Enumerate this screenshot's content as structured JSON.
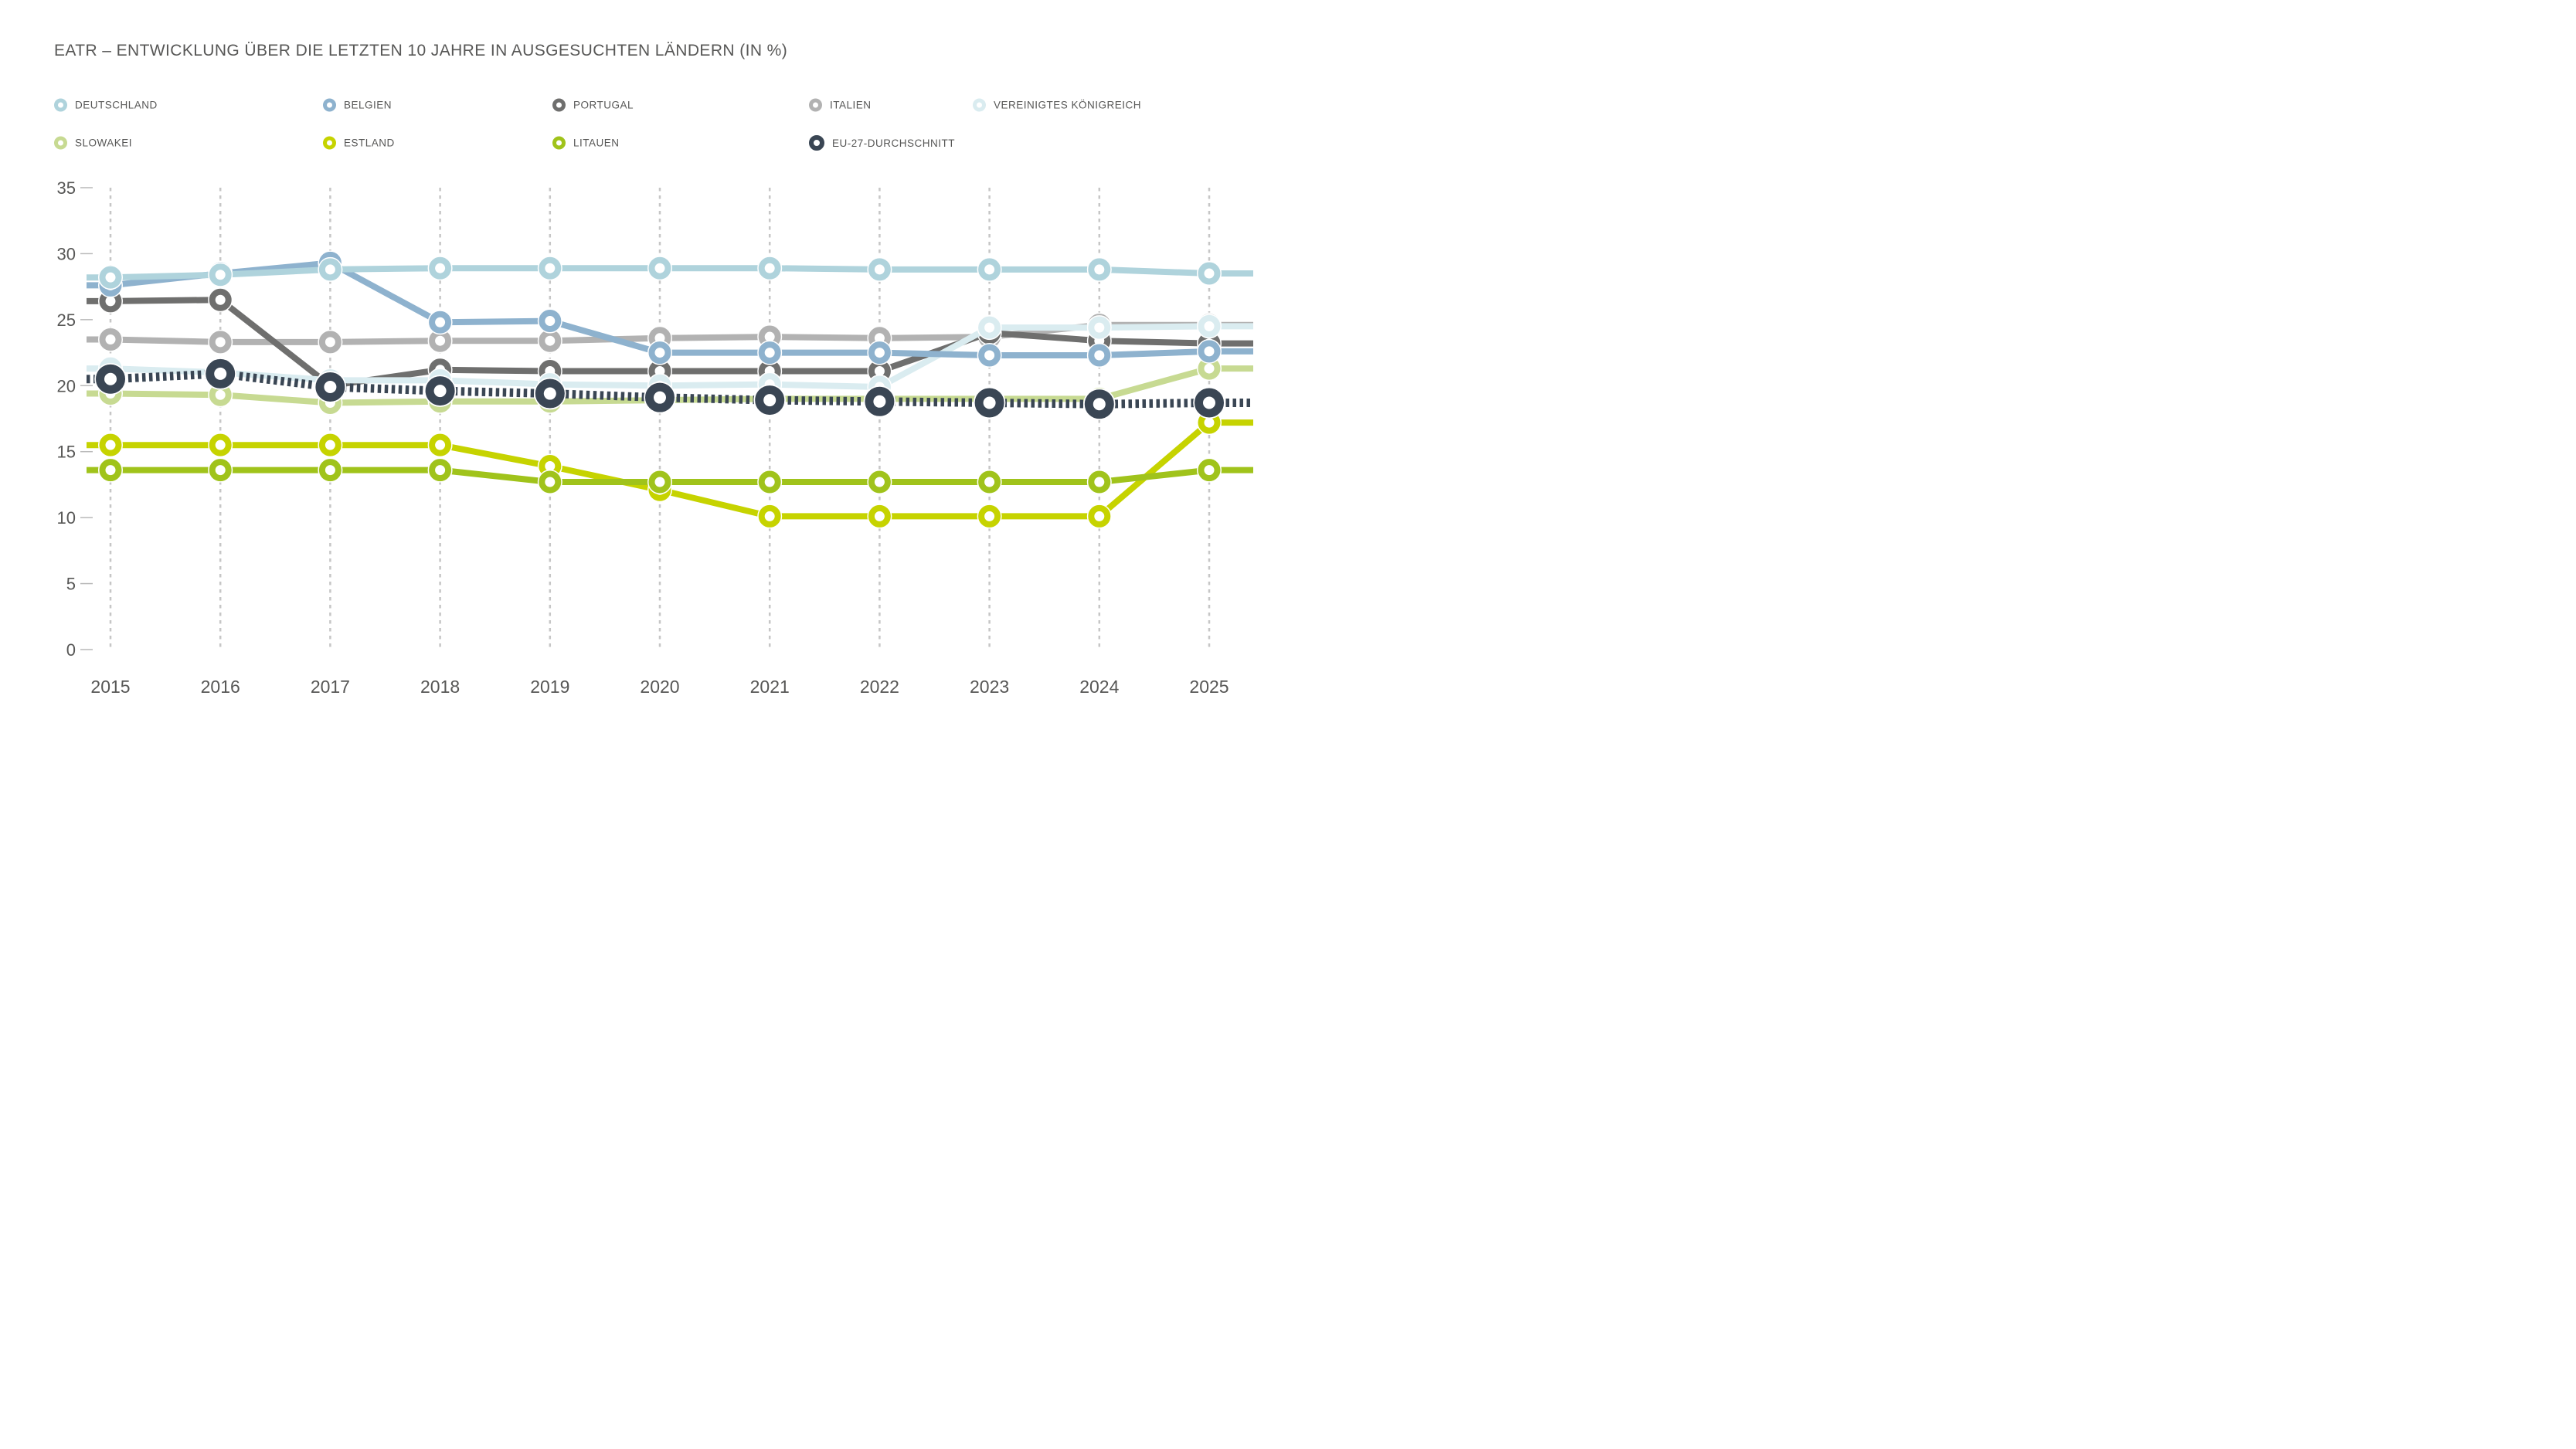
{
  "title": "EATR – ENTWICKLUNG ÜBER DIE LETZTEN 10 JAHRE IN AUSGESUCHTEN LÄNDERN (IN %)",
  "colors": {
    "text": "#575756",
    "gridline": "#c6c6c6",
    "tick": "#b9b9b9",
    "background": "#ffffff"
  },
  "chart_data": {
    "type": "line",
    "title": "EATR – ENTWICKLUNG ÜBER DIE LETZTEN 10 JAHRE IN AUSGESUCHTEN LÄNDERN (IN %)",
    "xlabel": "",
    "ylabel": "",
    "x": [
      2015,
      2016,
      2017,
      2018,
      2019,
      2020,
      2021,
      2022,
      2023,
      2024,
      2025
    ],
    "yticks": [
      35,
      30,
      25,
      20,
      15,
      10,
      5,
      0
    ],
    "ylim": [
      0,
      35
    ],
    "grid": "vertical-dashed-per-year",
    "legend_position": "top",
    "marker": "ring",
    "series": [
      {
        "name": "DEUTSCHLAND",
        "color": "#afd3dc",
        "style": "solid",
        "values": [
          28.2,
          28.4,
          28.8,
          28.9,
          28.9,
          28.9,
          28.9,
          28.8,
          28.8,
          28.8,
          28.5
        ]
      },
      {
        "name": "BELGIEN",
        "color": "#8eb2ce",
        "style": "solid",
        "values": [
          27.6,
          28.5,
          29.3,
          24.8,
          24.9,
          22.5,
          22.5,
          22.5,
          22.3,
          22.3,
          22.6
        ]
      },
      {
        "name": "PORTUGAL",
        "color": "#6f6f6e",
        "style": "solid",
        "values": [
          26.4,
          26.5,
          20.0,
          21.2,
          21.1,
          21.1,
          21.1,
          21.1,
          24.0,
          23.4,
          23.2
        ]
      },
      {
        "name": "ITALIEN",
        "color": "#b2b2b2",
        "style": "solid",
        "values": [
          23.5,
          23.3,
          23.3,
          23.4,
          23.4,
          23.6,
          23.7,
          23.6,
          23.7,
          24.6,
          24.6
        ]
      },
      {
        "name": "VEREINIGTES KÖNIGREICH",
        "color": "#daecf0",
        "style": "solid",
        "values": [
          21.3,
          21.0,
          20.4,
          20.4,
          20.1,
          20.0,
          20.1,
          19.9,
          24.4,
          24.4,
          24.5
        ]
      },
      {
        "name": "SLOWAKEI",
        "color": "#c7da92",
        "style": "solid",
        "values": [
          19.4,
          19.3,
          18.7,
          18.8,
          18.8,
          18.9,
          19.0,
          19.0,
          19.0,
          19.0,
          21.3
        ]
      },
      {
        "name": "ESTLAND",
        "color": "#c6d300",
        "style": "solid",
        "values": [
          15.5,
          15.5,
          15.5,
          15.5,
          13.9,
          12.1,
          10.1,
          10.1,
          10.1,
          10.1,
          17.2
        ]
      },
      {
        "name": "LITAUEN",
        "color": "#a0c31b",
        "style": "solid",
        "values": [
          13.6,
          13.6,
          13.6,
          13.6,
          12.7,
          12.7,
          12.7,
          12.7,
          12.7,
          12.7,
          13.6
        ]
      },
      {
        "name": "EU-27-DURCHSCHNITT",
        "color": "#3a4654",
        "style": "comb",
        "values": [
          20.5,
          20.9,
          19.9,
          19.6,
          19.4,
          19.1,
          18.9,
          18.8,
          18.7,
          18.6,
          18.7
        ]
      }
    ],
    "draw_order": [
      "ITALIEN",
      "PORTUGAL",
      "SLOWAKEI",
      "VEREINIGTES KÖNIGREICH",
      "BELGIEN",
      "DEUTSCHLAND",
      "ESTLAND",
      "LITAUEN",
      "EU-27-DURCHSCHNITT"
    ]
  }
}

=======

The request -
Repeat the material exactly as it reads, without any of its pictures.

Written response -
Enumerate this screenshot's content as structured JSON.
{
  "title": "EATR – ENTWICKLUNG ÜBER DIE LETZTEN 10 JAHRE IN AUSGESUCHTEN LÄNDERN (IN %)",
  "colors": {
    "text": "#575756",
    "gridline": "#c6c6c6",
    "tick": "#b9b9b9",
    "background": "#ffffff"
  },
  "chart_data": {
    "type": "line",
    "title": "EATR – ENTWICKLUNG ÜBER DIE LETZTEN 10 JAHRE IN AUSGESUCHTEN LÄNDERN (IN %)",
    "xlabel": "",
    "ylabel": "",
    "x": [
      2015,
      2016,
      2017,
      2018,
      2019,
      2020,
      2021,
      2022,
      2023,
      2024,
      2025
    ],
    "yticks": [
      35,
      30,
      25,
      20,
      15,
      10,
      5,
      0
    ],
    "ylim": [
      0,
      35
    ],
    "grid": "vertical-dashed-per-year",
    "legend_position": "top",
    "marker": "ring",
    "series": [
      {
        "name": "DEUTSCHLAND",
        "color": "#afd3dc",
        "style": "solid",
        "values": [
          28.2,
          28.4,
          28.8,
          28.9,
          28.9,
          28.9,
          28.9,
          28.8,
          28.8,
          28.8,
          28.5
        ]
      },
      {
        "name": "BELGIEN",
        "color": "#8eb2ce",
        "style": "solid",
        "values": [
          27.6,
          28.5,
          29.3,
          24.8,
          24.9,
          22.5,
          22.5,
          22.5,
          22.3,
          22.3,
          22.6
        ]
      },
      {
        "name": "PORTUGAL",
        "color": "#6f6f6e",
        "style": "solid",
        "values": [
          26.4,
          26.5,
          20.0,
          21.2,
          21.1,
          21.1,
          21.1,
          21.1,
          24.0,
          23.4,
          23.2
        ]
      },
      {
        "name": "ITALIEN",
        "color": "#b2b2b2",
        "style": "solid",
        "values": [
          23.5,
          23.3,
          23.3,
          23.4,
          23.4,
          23.6,
          23.7,
          23.6,
          23.7,
          24.6,
          24.6
        ]
      },
      {
        "name": "VEREINIGTES KÖNIGREICH",
        "color": "#daecf0",
        "style": "solid",
        "values": [
          21.3,
          21.0,
          20.4,
          20.4,
          20.1,
          20.0,
          20.1,
          19.9,
          24.4,
          24.4,
          24.5
        ]
      },
      {
        "name": "SLOWAKEI",
        "color": "#c7da92",
        "style": "solid",
        "values": [
          19.4,
          19.3,
          18.7,
          18.8,
          18.8,
          18.9,
          19.0,
          19.0,
          19.0,
          19.0,
          21.3
        ]
      },
      {
        "name": "ESTLAND",
        "color": "#c6d300",
        "style": "solid",
        "values": [
          15.5,
          15.5,
          15.5,
          15.5,
          13.9,
          12.1,
          10.1,
          10.1,
          10.1,
          10.1,
          17.2
        ]
      },
      {
        "name": "LITAUEN",
        "color": "#a0c31b",
        "style": "solid",
        "values": [
          13.6,
          13.6,
          13.6,
          13.6,
          12.7,
          12.7,
          12.7,
          12.7,
          12.7,
          12.7,
          13.6
        ]
      },
      {
        "name": "EU-27-DURCHSCHNITT",
        "color": "#3a4654",
        "style": "comb",
        "values": [
          20.5,
          20.9,
          19.9,
          19.6,
          19.4,
          19.1,
          18.9,
          18.8,
          18.7,
          18.6,
          18.7
        ]
      }
    ],
    "draw_order": [
      "ITALIEN",
      "PORTUGAL",
      "SLOWAKEI",
      "VEREINIGTES KÖNIGREICH",
      "BELGIEN",
      "DEUTSCHLAND",
      "ESTLAND",
      "LITAUEN",
      "EU-27-DURCHSCHNITT"
    ]
  }
}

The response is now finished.